WHAT YOU NEED TO DO
Copy, from the entries below, each line where the word "imprisonment" can be found.

TASK INPUT

================================

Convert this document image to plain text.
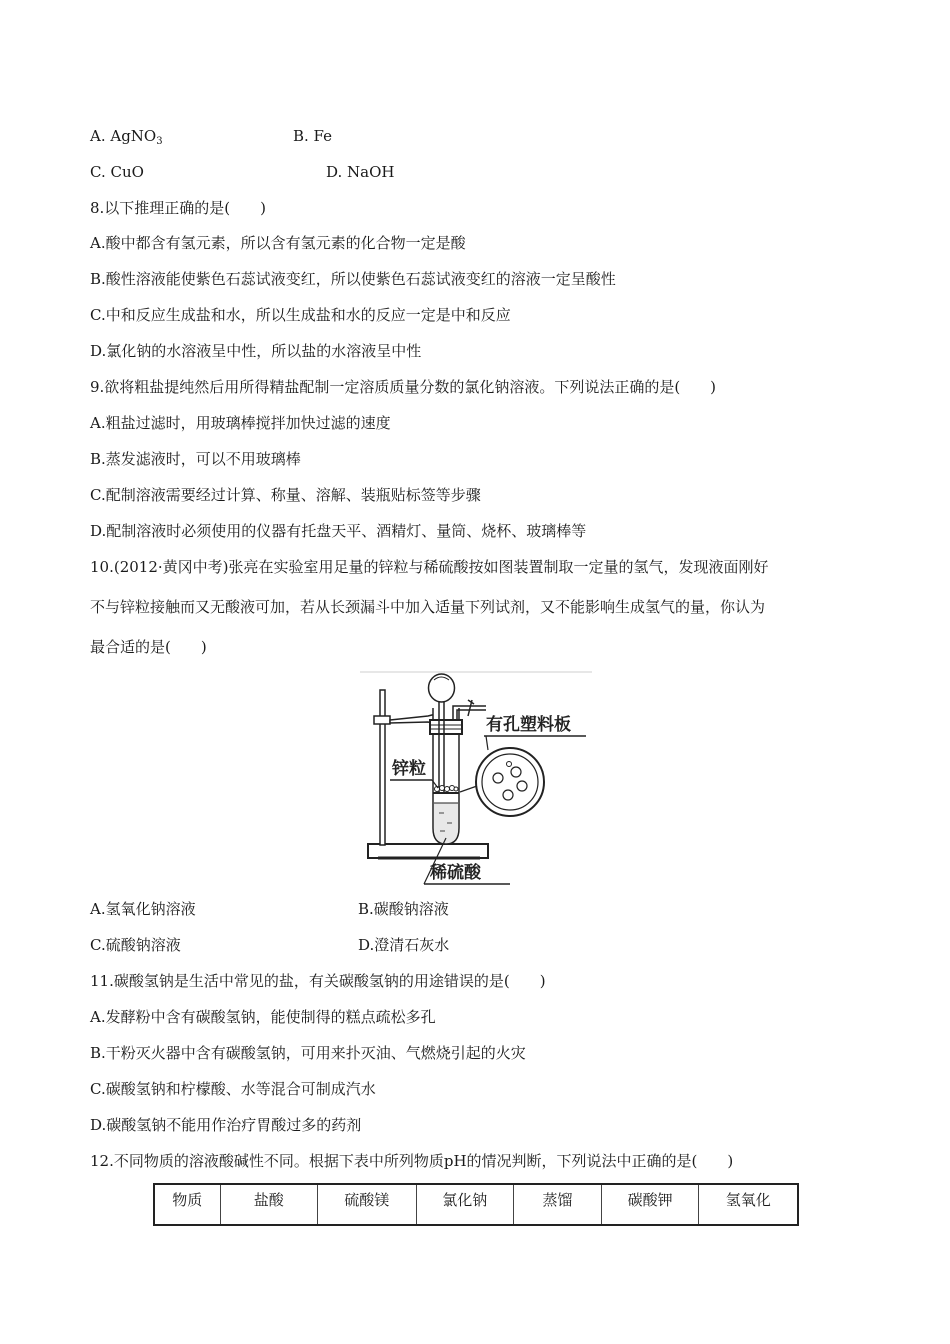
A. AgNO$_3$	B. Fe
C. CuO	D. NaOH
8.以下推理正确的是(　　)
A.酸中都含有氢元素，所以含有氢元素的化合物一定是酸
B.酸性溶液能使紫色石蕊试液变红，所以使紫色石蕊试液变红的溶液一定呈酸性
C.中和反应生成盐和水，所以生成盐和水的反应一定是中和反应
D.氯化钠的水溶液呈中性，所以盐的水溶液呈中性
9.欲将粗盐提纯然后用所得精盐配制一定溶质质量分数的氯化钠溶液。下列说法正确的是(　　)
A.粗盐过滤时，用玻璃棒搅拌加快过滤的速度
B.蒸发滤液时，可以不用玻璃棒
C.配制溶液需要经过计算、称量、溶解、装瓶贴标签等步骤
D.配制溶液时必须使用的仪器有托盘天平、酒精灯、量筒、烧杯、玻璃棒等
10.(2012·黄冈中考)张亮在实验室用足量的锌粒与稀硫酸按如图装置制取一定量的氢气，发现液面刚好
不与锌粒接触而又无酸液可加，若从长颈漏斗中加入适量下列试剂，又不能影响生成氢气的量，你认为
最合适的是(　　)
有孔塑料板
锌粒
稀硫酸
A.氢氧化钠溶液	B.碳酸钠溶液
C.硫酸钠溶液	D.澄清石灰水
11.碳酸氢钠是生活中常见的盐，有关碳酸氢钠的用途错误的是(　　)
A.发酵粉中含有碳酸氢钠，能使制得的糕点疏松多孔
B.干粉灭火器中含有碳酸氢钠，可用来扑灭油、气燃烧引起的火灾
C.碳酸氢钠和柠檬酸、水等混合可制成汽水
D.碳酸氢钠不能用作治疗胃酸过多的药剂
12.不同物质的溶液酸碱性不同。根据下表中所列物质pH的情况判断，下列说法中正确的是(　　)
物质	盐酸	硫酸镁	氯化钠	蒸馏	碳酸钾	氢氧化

================================

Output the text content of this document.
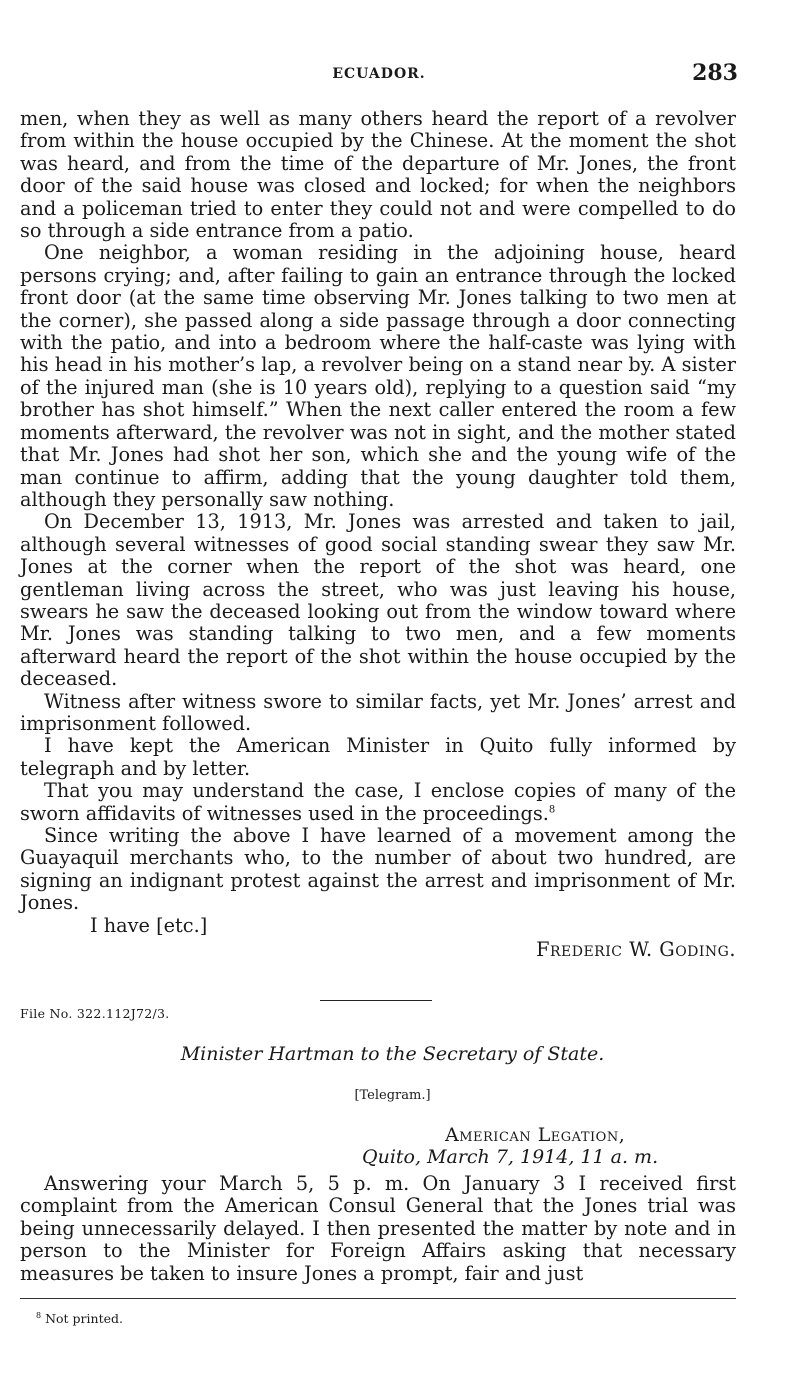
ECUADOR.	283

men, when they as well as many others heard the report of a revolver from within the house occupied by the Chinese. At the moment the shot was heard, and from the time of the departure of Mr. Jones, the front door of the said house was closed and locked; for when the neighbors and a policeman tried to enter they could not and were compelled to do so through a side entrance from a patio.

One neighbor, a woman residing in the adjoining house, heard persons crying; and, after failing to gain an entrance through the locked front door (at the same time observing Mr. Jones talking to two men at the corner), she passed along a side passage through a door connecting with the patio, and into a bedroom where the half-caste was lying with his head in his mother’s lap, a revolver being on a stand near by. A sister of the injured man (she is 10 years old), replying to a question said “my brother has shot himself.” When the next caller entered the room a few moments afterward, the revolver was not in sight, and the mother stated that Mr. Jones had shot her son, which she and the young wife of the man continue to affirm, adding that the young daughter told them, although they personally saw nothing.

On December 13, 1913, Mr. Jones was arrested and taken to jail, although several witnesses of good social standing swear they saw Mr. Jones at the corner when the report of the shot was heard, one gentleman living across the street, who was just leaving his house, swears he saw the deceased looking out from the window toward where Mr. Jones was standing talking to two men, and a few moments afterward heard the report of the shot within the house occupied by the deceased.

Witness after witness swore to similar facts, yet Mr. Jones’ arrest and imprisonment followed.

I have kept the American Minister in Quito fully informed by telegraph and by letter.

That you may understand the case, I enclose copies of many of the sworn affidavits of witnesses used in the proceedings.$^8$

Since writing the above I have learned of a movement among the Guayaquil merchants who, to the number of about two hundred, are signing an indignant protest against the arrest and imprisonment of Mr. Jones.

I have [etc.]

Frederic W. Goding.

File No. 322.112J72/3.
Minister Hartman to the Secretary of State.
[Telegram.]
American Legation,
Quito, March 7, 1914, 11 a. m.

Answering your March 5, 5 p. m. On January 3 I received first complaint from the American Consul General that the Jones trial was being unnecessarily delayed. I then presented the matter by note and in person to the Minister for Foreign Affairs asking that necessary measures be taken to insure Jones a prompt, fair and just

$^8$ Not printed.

================================

OUTPUT OF THE TASK
Witness after witness swore to similar facts, yet Mr. Jones’ arrest and imprisonment followed.
Since writing the above I have learned of a movement among the Guayaquil merchants who, to the number of about two hundred, are signing an indignant protest against the arrest and imprisonment of Mr. Jones.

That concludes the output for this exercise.